*Objective*:
Among the records below, find each line that includes the string "PLACE" and copy it.

*Data to process*:
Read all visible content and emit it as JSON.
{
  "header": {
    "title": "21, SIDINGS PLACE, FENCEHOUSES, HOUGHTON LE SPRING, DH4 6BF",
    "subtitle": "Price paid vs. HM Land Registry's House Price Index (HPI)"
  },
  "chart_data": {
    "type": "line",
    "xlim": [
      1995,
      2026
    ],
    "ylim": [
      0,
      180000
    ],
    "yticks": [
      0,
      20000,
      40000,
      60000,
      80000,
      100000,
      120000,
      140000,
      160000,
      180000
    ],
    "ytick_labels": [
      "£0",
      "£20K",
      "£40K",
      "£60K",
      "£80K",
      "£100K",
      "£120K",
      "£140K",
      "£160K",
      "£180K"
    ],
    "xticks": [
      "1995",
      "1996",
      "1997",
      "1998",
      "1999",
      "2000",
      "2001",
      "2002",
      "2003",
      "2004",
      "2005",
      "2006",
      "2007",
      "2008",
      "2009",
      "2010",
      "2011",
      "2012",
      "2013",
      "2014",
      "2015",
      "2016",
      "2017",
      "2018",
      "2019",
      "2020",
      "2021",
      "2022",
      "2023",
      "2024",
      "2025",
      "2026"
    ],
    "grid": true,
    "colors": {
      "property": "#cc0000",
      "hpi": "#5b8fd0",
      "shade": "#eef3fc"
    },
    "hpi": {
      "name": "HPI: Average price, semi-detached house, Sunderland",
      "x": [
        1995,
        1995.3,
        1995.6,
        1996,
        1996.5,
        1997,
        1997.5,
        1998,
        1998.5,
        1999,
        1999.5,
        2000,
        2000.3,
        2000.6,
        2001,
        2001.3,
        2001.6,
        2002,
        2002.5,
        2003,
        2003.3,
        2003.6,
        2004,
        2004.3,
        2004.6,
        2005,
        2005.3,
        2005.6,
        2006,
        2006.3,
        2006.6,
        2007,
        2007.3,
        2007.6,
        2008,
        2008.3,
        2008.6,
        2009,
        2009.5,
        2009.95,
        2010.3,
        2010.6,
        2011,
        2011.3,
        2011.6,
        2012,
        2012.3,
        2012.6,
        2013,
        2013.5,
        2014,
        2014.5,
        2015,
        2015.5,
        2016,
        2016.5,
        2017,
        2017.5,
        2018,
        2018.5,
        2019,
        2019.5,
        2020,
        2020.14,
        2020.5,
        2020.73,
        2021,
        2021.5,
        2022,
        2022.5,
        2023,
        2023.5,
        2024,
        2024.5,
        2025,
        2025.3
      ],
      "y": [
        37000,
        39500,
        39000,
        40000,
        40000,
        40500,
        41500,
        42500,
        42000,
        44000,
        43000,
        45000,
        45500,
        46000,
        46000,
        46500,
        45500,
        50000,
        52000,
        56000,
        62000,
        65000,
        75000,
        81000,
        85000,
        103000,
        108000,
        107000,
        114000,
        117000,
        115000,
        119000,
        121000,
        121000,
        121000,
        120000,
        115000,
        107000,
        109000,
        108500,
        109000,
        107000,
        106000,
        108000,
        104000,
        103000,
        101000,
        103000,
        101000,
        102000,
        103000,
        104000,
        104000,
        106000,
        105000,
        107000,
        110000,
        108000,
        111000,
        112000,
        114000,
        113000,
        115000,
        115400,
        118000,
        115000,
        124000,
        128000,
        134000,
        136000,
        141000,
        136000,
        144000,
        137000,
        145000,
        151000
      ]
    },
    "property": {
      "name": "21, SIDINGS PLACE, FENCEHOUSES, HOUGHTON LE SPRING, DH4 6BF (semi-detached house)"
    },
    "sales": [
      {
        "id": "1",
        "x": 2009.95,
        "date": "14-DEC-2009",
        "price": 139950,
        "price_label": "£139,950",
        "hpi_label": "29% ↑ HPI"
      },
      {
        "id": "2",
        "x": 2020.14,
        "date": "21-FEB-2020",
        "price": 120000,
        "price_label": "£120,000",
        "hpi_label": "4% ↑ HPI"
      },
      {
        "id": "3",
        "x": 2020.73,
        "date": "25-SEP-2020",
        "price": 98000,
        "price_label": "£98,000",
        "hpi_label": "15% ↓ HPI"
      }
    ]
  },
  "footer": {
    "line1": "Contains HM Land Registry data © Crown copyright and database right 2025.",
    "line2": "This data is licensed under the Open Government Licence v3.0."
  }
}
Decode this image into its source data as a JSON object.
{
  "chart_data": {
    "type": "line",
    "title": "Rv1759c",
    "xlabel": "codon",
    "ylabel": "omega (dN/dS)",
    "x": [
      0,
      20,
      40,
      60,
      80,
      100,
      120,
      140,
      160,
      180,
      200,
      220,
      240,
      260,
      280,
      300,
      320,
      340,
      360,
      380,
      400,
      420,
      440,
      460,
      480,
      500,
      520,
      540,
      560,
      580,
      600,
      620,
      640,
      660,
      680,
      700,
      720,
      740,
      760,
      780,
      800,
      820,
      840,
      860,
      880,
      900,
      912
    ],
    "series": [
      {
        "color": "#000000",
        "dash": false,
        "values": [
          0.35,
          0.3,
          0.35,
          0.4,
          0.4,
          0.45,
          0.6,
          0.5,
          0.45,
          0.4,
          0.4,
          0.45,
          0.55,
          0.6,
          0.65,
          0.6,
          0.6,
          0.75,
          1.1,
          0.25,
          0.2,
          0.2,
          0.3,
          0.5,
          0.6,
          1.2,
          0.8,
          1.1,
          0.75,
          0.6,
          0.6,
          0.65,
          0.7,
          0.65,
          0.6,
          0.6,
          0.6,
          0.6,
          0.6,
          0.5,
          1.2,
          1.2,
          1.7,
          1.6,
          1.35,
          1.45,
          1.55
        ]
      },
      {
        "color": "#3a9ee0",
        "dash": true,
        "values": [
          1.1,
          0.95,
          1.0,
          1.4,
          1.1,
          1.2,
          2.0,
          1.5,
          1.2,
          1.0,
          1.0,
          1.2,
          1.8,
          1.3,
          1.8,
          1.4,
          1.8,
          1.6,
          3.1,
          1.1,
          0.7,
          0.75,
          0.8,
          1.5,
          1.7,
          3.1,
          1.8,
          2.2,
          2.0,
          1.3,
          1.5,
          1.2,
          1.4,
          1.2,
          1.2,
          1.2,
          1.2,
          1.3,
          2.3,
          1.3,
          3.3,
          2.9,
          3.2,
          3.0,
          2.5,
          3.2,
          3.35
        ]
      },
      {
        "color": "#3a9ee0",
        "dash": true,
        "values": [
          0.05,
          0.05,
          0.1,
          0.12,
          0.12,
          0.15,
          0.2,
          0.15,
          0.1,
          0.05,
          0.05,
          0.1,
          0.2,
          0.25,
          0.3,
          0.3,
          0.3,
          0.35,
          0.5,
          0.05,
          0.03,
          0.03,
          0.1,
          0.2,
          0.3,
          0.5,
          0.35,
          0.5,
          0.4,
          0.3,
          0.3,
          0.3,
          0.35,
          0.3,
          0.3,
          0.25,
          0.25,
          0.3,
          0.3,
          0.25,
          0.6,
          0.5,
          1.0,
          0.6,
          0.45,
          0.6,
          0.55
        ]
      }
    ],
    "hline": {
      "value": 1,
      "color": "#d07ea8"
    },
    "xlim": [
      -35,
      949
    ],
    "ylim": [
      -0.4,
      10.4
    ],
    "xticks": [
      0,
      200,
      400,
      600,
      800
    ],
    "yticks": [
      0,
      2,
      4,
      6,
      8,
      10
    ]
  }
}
==
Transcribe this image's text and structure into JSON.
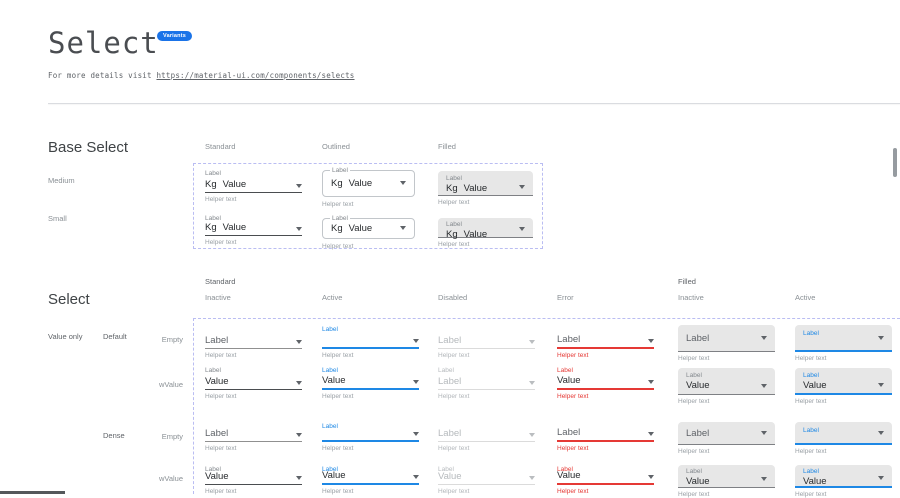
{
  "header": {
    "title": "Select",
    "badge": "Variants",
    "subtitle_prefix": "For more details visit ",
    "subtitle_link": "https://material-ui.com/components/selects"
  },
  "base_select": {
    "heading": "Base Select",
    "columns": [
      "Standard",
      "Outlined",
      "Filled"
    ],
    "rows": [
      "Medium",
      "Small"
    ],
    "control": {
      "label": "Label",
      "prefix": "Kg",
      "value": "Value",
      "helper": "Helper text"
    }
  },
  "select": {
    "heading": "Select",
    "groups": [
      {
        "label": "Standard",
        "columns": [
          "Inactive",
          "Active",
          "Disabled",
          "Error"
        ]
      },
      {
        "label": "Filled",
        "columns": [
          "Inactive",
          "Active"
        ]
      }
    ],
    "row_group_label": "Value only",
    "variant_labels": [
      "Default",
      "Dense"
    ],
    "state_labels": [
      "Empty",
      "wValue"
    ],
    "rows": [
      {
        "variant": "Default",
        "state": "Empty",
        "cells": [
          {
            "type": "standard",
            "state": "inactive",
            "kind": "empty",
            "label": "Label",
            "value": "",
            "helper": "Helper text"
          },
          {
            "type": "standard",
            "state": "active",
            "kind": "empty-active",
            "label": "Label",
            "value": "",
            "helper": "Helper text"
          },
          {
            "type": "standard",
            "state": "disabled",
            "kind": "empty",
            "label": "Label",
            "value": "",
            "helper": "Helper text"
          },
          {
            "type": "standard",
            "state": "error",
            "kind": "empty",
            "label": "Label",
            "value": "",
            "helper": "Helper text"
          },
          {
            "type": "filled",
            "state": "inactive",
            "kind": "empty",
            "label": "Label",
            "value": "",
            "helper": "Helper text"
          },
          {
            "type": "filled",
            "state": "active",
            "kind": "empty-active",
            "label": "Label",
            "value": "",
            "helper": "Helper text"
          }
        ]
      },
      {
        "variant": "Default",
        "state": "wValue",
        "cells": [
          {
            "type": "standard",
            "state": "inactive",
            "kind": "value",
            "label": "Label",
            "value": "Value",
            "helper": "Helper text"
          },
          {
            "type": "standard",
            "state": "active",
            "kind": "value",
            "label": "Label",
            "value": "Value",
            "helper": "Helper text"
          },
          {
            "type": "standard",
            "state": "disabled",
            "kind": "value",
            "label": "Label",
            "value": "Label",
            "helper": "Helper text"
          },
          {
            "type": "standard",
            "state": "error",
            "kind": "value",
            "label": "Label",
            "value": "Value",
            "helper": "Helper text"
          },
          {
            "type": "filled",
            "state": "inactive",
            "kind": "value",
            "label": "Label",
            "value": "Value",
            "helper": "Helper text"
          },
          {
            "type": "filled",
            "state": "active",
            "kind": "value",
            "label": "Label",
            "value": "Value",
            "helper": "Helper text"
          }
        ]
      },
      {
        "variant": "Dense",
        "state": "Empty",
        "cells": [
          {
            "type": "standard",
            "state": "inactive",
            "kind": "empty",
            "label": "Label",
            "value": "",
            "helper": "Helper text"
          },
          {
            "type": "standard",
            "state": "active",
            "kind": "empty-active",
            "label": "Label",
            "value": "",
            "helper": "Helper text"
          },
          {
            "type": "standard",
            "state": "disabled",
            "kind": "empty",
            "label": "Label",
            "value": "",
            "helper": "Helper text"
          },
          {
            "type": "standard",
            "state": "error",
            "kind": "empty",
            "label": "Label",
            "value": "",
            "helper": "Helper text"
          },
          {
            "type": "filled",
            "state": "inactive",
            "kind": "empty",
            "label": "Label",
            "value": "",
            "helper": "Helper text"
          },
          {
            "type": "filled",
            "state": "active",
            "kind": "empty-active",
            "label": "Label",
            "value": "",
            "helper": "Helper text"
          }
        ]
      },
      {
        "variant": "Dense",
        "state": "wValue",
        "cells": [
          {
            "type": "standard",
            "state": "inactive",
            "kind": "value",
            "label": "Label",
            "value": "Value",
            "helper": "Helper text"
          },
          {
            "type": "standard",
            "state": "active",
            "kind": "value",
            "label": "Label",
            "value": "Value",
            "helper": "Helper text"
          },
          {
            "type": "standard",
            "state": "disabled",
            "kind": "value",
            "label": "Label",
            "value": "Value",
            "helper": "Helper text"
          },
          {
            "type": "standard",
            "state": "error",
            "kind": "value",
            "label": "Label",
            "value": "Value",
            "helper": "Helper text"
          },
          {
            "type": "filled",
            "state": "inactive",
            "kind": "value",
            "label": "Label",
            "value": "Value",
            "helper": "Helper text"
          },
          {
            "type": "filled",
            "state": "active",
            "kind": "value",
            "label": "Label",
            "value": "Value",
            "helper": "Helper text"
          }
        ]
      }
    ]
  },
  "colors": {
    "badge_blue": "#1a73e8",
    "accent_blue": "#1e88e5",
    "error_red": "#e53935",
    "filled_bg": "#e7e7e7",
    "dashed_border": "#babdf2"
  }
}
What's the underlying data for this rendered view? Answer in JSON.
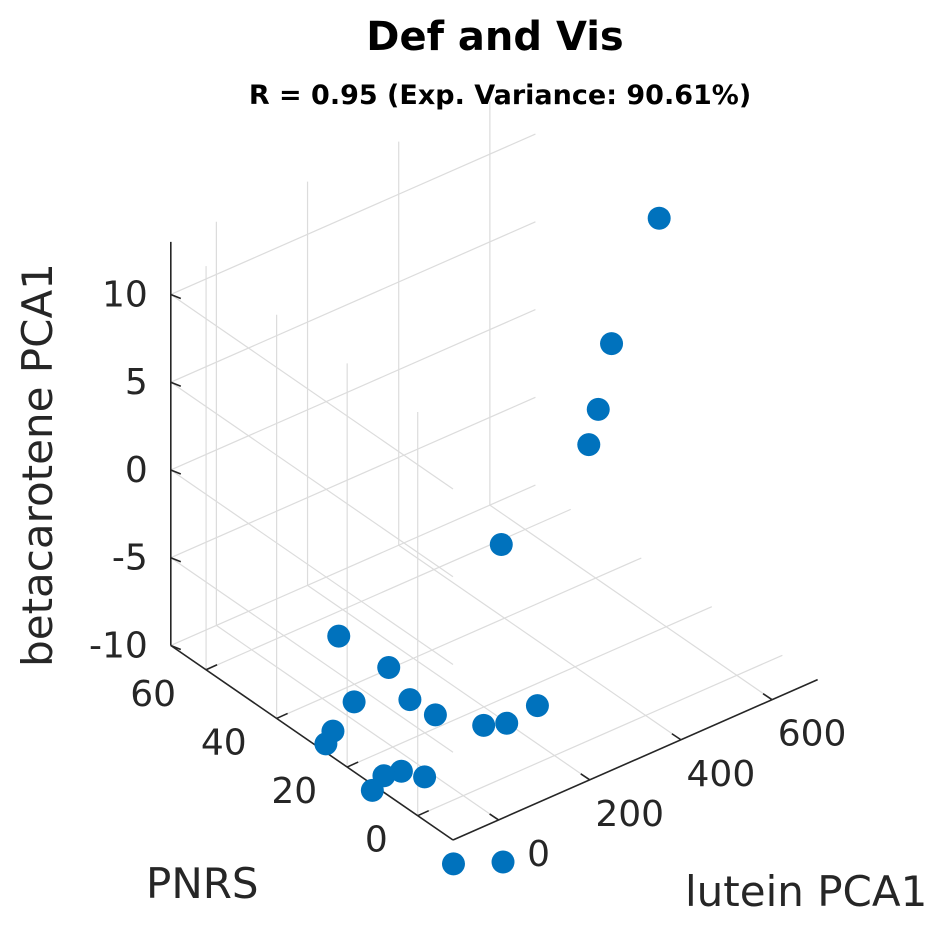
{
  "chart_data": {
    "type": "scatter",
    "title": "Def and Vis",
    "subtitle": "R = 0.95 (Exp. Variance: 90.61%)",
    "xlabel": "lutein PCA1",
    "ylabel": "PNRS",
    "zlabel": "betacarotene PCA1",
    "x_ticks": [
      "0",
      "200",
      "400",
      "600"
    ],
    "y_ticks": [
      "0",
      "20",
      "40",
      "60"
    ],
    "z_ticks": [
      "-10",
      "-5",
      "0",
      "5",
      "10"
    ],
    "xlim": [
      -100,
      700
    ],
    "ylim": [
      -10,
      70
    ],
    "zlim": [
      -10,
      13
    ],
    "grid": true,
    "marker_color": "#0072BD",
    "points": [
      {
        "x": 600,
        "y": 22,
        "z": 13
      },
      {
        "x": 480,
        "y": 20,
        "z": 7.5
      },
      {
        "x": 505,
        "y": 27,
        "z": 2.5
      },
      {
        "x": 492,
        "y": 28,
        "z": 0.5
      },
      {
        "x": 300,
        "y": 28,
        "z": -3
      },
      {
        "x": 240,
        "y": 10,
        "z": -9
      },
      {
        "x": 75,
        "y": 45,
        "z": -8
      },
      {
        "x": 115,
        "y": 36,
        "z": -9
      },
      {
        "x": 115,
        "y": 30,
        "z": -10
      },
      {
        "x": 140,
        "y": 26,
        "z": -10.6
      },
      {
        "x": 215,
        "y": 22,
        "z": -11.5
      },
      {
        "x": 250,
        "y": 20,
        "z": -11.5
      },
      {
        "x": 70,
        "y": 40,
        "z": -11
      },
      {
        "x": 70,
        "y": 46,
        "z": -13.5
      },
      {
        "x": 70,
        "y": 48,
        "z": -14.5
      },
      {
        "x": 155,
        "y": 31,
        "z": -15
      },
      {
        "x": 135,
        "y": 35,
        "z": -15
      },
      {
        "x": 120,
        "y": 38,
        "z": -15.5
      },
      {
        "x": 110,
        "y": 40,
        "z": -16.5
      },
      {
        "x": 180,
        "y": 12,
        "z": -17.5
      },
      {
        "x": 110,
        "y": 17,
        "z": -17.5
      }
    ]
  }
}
--
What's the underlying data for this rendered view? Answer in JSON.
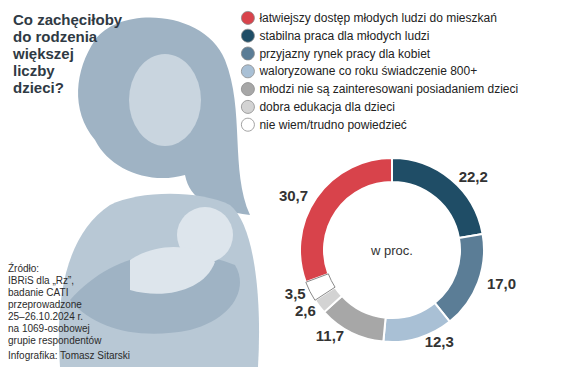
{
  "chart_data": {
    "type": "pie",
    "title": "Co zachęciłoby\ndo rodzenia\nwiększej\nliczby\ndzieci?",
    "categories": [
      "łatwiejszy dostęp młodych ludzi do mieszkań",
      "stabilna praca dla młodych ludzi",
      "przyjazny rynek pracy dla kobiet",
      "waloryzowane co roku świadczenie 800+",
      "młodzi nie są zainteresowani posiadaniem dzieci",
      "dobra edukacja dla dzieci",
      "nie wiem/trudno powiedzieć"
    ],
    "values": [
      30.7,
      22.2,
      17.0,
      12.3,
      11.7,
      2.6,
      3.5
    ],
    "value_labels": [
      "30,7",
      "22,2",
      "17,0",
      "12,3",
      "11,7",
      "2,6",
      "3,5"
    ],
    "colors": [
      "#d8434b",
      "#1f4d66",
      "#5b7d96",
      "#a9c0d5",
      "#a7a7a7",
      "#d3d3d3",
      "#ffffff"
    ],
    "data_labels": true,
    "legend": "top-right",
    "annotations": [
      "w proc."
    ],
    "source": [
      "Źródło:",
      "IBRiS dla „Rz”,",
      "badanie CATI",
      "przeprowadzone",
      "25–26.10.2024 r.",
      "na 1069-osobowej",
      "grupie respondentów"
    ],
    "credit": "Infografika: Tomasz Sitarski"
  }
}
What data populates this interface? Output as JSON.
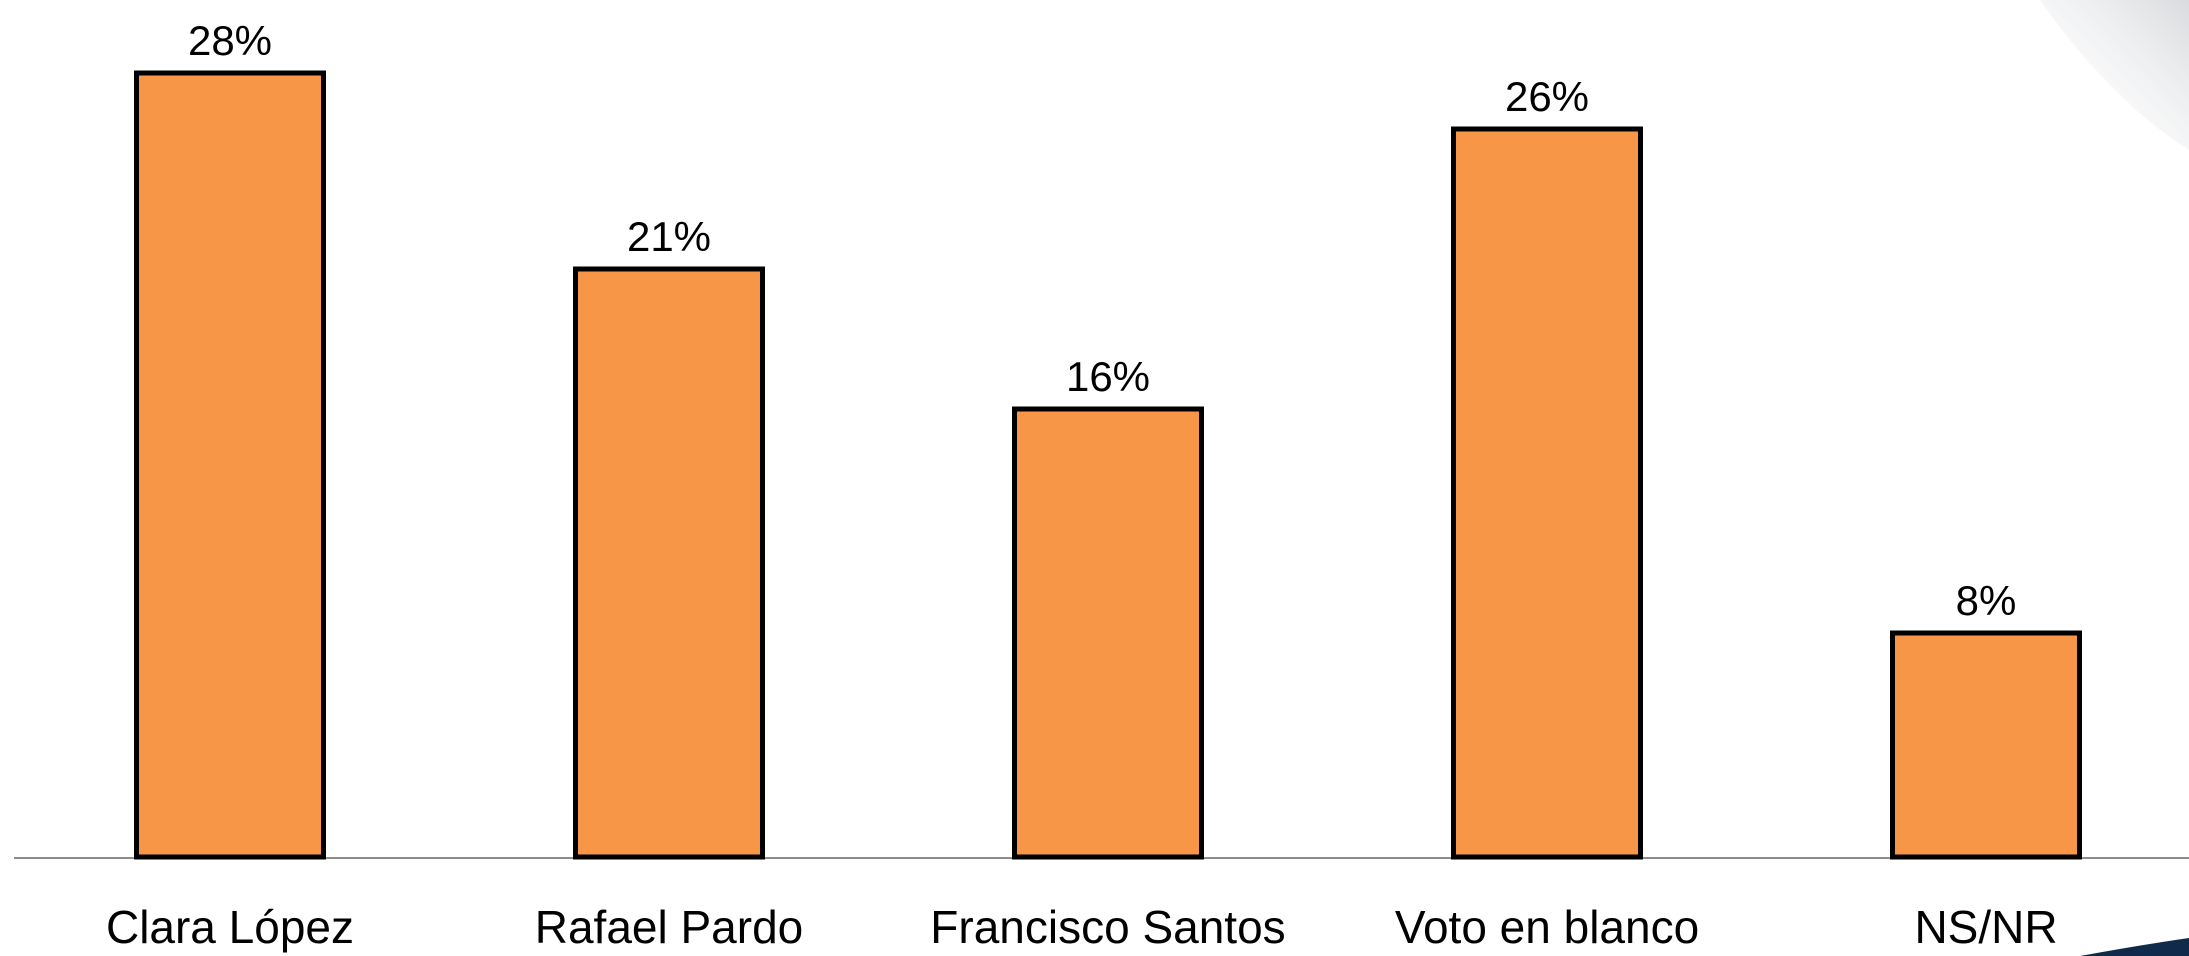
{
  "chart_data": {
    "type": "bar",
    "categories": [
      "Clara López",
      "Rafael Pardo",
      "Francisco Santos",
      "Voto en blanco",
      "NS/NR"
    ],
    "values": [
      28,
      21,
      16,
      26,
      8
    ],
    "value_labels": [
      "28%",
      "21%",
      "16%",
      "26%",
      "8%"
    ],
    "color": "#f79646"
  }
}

*Finished answer*:
    "title": "21, SIDINGS PLACE, FENCEHOUSES, HOUGHTON LE SPRING, DH4 6BF",
      "name": "21, SIDINGS PLACE, FENCEHOUSES, HOUGHTON LE SPRING, DH4 6BF (semi-detached house)"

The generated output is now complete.